## WRITTEN INSTRUCTION
Where the data below has the string "ſpace", return the whole line.

-- start of TASK INPUTS --

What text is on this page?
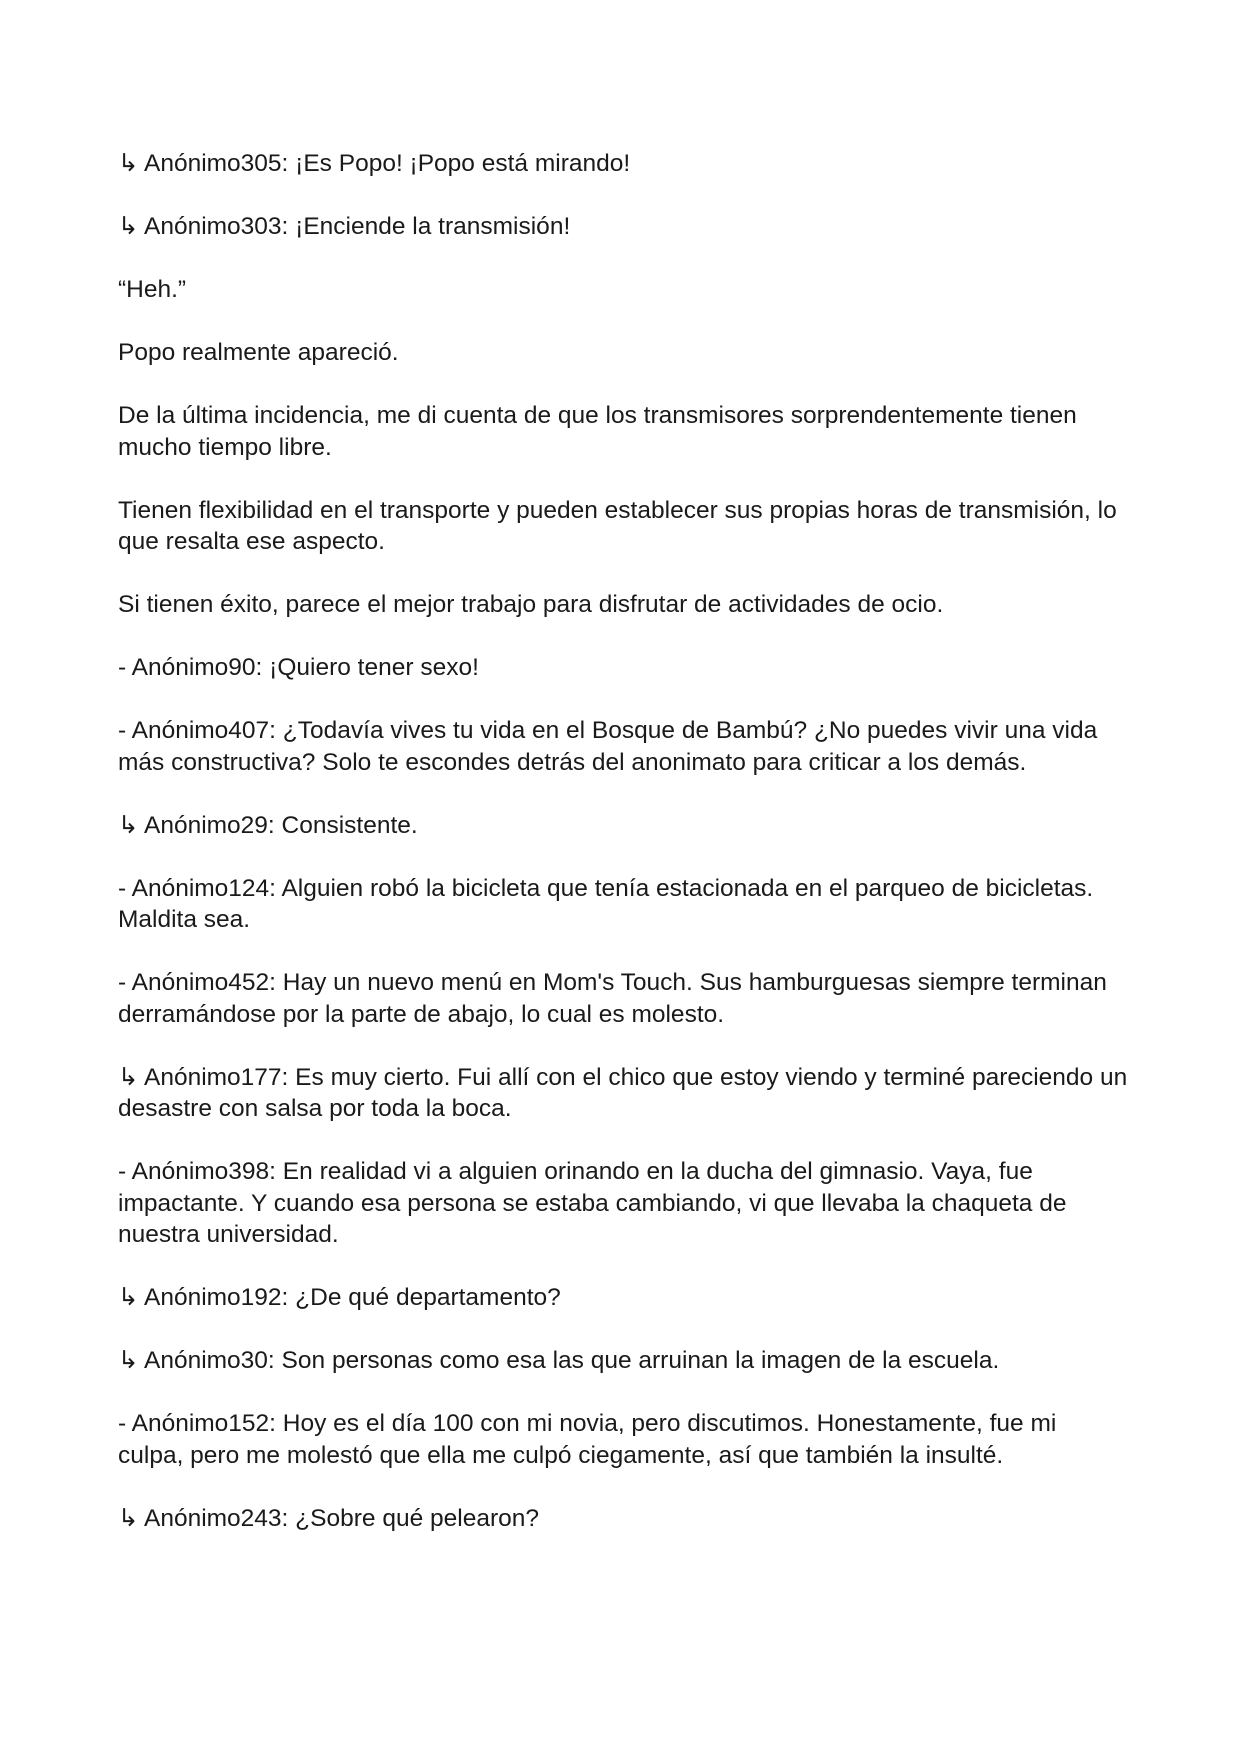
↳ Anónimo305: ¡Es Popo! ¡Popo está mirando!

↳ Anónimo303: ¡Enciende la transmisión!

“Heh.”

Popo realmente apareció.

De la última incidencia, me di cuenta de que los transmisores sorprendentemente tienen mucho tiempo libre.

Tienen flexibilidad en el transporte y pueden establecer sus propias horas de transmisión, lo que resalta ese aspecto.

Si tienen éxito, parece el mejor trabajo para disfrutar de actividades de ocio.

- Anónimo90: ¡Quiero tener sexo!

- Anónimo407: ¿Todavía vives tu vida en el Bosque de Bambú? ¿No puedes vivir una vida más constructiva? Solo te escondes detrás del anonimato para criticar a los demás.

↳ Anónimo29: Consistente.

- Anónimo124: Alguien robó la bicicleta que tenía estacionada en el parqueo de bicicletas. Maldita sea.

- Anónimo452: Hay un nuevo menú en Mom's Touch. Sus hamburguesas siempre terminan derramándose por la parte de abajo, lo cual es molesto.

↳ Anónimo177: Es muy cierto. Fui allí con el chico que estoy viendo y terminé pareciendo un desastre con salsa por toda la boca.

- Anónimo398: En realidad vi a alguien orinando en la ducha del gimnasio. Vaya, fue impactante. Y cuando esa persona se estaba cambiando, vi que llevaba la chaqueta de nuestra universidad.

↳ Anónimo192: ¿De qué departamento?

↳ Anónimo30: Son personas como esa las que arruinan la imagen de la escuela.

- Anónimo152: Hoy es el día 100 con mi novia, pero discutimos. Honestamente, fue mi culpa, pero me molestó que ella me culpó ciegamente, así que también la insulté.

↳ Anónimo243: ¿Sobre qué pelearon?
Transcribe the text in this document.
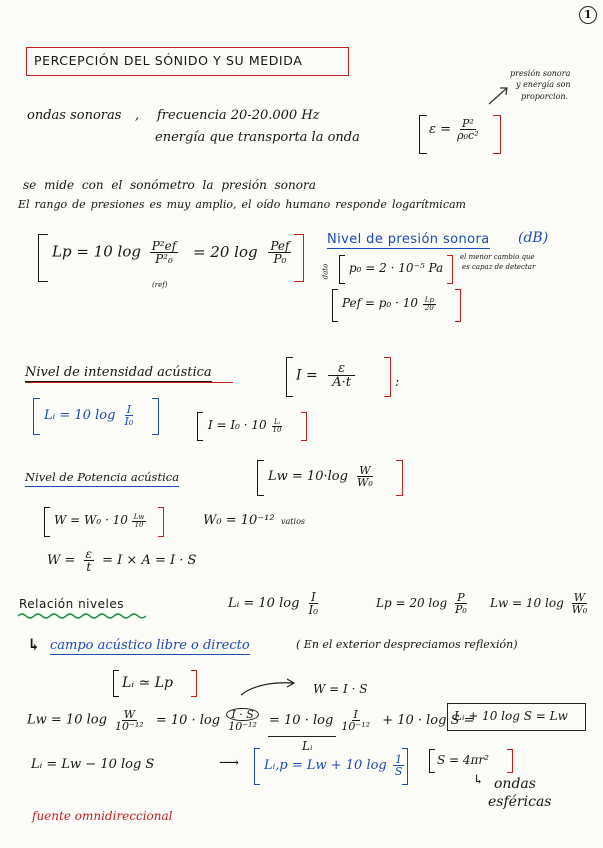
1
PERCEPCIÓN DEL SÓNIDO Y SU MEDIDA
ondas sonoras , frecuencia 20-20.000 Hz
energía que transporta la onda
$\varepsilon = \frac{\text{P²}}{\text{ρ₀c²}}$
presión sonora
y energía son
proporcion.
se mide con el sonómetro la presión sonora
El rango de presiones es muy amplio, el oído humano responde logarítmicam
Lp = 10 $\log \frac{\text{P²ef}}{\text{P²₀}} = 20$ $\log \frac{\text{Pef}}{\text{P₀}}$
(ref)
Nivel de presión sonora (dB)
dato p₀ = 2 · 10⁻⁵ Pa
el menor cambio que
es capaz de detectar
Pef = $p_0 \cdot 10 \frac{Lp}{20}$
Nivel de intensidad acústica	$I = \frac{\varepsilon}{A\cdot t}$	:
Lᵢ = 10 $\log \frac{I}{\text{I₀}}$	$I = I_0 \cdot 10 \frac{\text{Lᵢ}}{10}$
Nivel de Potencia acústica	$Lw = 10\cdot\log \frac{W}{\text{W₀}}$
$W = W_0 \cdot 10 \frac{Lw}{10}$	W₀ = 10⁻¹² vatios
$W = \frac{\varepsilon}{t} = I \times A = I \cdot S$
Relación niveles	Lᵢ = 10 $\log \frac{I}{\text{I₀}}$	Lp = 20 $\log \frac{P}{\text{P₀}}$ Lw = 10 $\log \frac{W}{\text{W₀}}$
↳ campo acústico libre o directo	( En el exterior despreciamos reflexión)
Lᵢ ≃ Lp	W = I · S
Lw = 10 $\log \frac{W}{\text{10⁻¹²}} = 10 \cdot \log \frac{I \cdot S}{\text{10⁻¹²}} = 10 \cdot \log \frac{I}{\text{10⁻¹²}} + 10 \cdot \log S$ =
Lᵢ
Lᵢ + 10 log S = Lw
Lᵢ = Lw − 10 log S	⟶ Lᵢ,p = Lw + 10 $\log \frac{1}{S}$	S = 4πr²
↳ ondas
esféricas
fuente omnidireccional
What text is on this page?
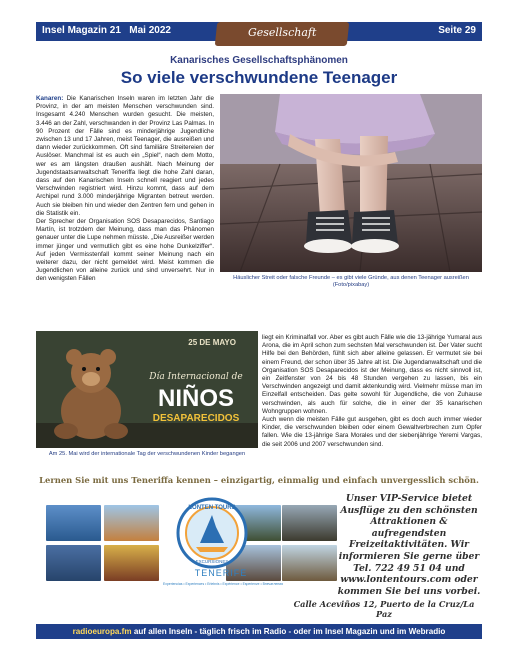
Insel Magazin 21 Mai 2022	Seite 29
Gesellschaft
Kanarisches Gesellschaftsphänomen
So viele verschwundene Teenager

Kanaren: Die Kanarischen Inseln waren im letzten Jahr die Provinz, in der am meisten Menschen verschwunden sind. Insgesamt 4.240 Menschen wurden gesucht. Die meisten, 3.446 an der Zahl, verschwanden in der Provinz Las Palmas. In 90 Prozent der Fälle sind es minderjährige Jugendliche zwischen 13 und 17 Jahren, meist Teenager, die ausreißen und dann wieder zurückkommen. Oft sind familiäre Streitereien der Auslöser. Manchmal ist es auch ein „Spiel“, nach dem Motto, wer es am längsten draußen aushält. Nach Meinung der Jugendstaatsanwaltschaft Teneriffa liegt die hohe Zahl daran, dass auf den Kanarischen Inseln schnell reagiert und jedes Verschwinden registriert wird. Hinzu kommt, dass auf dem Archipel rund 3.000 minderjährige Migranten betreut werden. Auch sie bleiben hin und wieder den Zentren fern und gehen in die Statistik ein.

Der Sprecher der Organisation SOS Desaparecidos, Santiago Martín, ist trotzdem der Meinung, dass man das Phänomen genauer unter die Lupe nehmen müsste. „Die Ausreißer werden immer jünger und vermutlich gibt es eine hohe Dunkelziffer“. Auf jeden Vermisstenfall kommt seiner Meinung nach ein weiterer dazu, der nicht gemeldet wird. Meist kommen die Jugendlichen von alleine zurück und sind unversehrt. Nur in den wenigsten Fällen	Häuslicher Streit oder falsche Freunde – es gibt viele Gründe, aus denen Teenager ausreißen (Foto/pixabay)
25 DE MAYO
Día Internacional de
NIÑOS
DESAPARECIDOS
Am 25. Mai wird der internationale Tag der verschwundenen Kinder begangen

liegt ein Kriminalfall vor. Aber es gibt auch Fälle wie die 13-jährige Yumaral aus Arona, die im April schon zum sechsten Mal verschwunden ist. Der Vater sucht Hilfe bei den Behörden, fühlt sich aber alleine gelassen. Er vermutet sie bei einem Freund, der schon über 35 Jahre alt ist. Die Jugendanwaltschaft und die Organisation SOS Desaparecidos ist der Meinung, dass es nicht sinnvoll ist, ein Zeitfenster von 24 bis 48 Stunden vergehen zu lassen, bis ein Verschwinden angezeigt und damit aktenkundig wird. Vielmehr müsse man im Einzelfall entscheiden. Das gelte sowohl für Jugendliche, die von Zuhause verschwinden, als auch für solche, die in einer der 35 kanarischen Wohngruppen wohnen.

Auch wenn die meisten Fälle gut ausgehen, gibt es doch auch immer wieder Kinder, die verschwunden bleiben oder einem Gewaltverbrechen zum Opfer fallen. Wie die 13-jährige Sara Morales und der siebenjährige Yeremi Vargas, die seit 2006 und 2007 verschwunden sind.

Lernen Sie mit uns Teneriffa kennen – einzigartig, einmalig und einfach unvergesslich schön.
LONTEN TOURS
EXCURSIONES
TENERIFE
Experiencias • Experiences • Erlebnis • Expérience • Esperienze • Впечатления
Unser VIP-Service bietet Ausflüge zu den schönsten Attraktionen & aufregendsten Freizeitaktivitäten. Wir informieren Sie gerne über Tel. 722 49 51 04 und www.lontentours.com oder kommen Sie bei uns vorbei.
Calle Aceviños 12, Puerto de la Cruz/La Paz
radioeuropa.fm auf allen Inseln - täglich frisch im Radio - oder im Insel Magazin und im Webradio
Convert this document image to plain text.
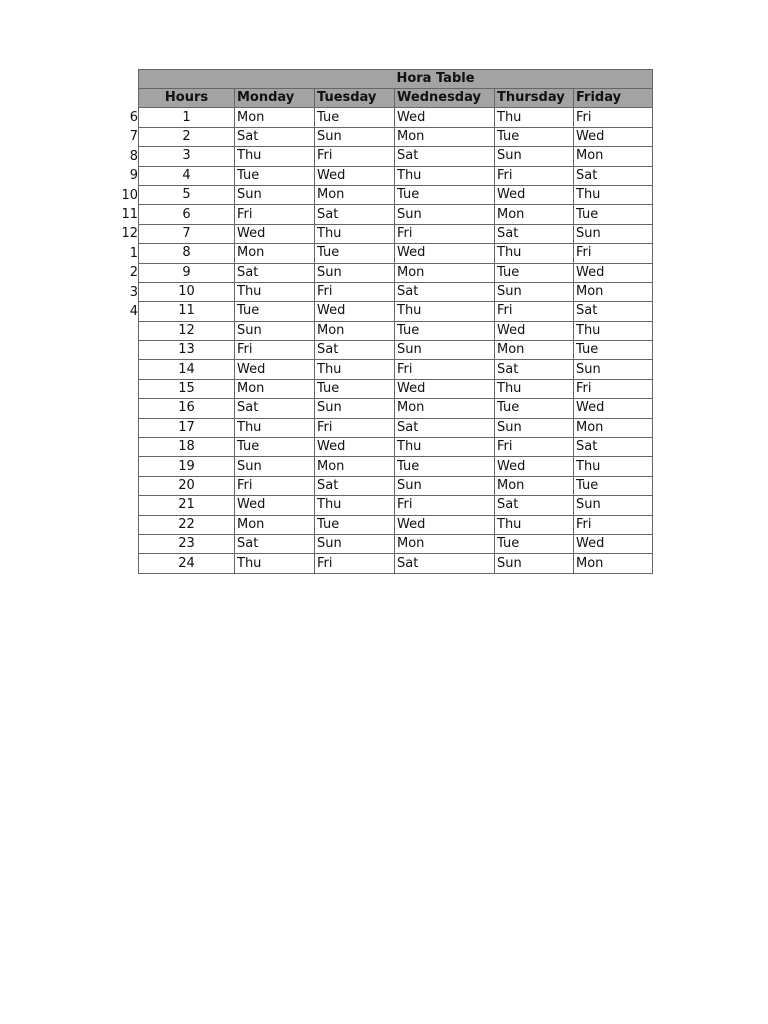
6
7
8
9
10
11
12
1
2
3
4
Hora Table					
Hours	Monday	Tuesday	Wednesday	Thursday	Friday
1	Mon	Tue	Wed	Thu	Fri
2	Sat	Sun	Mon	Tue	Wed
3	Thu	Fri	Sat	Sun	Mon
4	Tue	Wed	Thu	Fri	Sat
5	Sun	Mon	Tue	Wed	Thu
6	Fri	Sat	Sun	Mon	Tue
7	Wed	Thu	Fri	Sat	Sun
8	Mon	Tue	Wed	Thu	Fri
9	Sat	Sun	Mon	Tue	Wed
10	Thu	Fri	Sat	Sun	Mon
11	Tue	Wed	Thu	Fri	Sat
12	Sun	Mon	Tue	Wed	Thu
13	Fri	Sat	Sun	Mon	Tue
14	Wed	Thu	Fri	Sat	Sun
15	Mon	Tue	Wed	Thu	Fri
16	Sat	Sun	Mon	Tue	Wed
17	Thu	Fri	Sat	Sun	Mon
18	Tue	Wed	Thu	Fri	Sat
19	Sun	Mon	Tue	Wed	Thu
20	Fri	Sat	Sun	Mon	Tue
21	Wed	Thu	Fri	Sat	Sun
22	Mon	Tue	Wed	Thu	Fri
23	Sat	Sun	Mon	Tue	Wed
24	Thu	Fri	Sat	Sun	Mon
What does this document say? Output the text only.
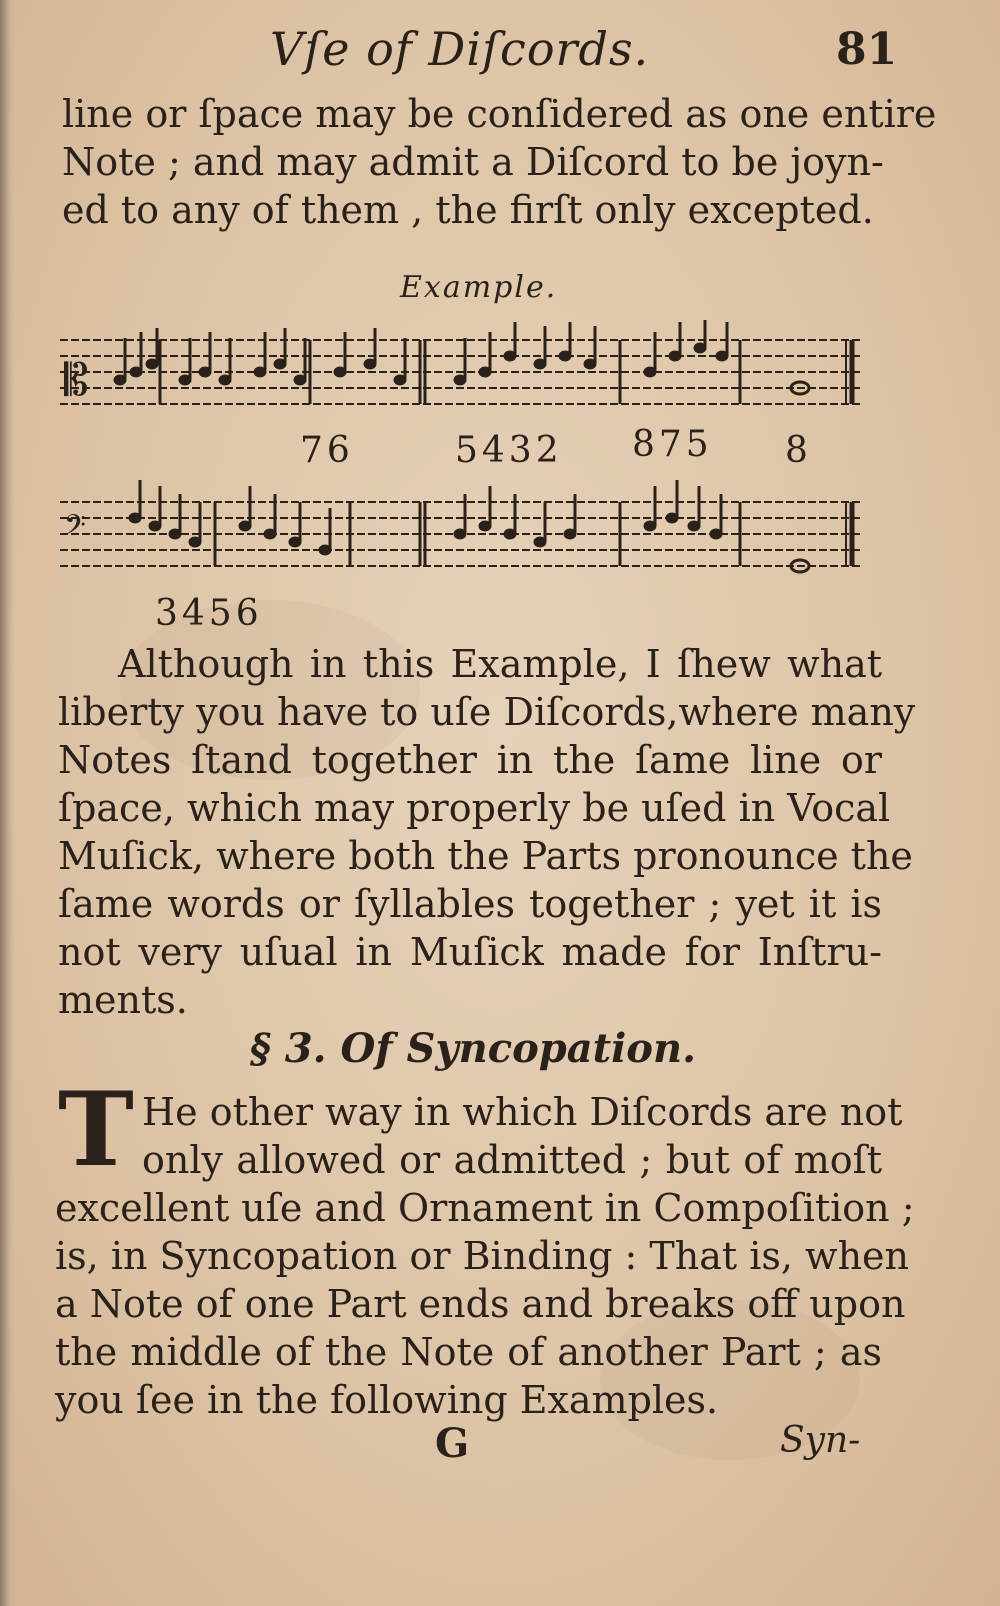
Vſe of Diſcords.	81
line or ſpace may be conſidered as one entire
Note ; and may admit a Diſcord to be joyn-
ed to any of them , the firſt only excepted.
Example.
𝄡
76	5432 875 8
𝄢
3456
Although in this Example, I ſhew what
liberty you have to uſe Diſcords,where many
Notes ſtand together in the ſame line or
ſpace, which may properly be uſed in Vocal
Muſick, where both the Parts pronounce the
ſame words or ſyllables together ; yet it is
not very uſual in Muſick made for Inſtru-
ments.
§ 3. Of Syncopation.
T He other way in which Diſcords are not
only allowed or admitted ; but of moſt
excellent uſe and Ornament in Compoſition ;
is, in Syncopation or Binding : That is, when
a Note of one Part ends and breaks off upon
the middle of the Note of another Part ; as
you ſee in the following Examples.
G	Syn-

-- end of TASK INPUTS --

## TASK ANSWER
line or ſpace may be conſidered as one entire
ſpace, which may properly be uſed in Vocal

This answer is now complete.